# RECORDS TO USE:
Begin

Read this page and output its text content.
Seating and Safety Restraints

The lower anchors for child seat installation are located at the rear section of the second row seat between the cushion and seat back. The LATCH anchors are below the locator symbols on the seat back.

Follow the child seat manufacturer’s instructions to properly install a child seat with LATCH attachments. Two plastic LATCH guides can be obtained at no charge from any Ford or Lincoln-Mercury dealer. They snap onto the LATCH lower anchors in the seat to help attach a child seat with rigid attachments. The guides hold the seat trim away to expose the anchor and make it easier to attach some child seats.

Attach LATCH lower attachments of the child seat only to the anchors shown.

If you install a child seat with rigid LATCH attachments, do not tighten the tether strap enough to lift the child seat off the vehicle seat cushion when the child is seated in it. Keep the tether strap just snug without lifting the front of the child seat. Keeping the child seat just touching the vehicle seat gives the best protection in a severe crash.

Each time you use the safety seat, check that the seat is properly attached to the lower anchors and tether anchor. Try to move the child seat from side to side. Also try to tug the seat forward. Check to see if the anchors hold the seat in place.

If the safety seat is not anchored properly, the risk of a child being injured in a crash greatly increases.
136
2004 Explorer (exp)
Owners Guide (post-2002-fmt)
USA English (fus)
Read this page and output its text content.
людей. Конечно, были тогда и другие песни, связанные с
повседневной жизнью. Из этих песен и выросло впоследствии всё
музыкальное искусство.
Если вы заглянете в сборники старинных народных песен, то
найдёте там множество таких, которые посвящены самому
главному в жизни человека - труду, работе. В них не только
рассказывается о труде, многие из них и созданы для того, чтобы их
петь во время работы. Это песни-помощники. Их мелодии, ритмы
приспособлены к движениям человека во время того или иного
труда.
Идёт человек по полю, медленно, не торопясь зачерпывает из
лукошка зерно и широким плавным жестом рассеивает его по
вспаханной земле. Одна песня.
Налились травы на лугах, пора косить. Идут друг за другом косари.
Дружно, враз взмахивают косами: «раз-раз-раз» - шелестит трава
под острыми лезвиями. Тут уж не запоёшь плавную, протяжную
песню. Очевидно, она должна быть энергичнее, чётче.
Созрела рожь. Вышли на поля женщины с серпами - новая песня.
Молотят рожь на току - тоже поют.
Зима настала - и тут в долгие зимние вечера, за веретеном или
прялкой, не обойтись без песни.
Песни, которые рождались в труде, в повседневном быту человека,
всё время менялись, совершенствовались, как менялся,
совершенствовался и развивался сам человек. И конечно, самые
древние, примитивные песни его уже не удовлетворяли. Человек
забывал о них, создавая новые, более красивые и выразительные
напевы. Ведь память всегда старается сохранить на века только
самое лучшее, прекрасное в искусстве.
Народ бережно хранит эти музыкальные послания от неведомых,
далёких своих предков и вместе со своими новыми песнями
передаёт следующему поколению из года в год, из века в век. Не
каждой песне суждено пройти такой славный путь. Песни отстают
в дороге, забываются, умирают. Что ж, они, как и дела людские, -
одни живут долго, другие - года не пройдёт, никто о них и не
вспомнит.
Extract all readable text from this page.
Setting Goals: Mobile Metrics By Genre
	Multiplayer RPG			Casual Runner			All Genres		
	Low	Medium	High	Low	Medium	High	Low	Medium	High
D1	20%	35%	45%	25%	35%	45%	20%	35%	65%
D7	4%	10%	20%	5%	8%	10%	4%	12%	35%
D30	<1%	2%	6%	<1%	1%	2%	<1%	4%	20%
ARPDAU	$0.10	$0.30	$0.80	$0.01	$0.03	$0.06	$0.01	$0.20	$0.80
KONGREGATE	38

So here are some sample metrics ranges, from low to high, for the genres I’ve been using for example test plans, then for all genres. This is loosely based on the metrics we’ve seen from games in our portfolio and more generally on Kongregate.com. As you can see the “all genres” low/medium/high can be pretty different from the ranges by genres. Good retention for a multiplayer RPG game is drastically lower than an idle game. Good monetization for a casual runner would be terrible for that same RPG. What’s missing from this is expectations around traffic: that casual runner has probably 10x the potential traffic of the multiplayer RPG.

End

# OBJECTIVE:
Give the number of lines in the material above that have the word "труде" in them, and nothing more.

# EXERCISE ANSWER:
2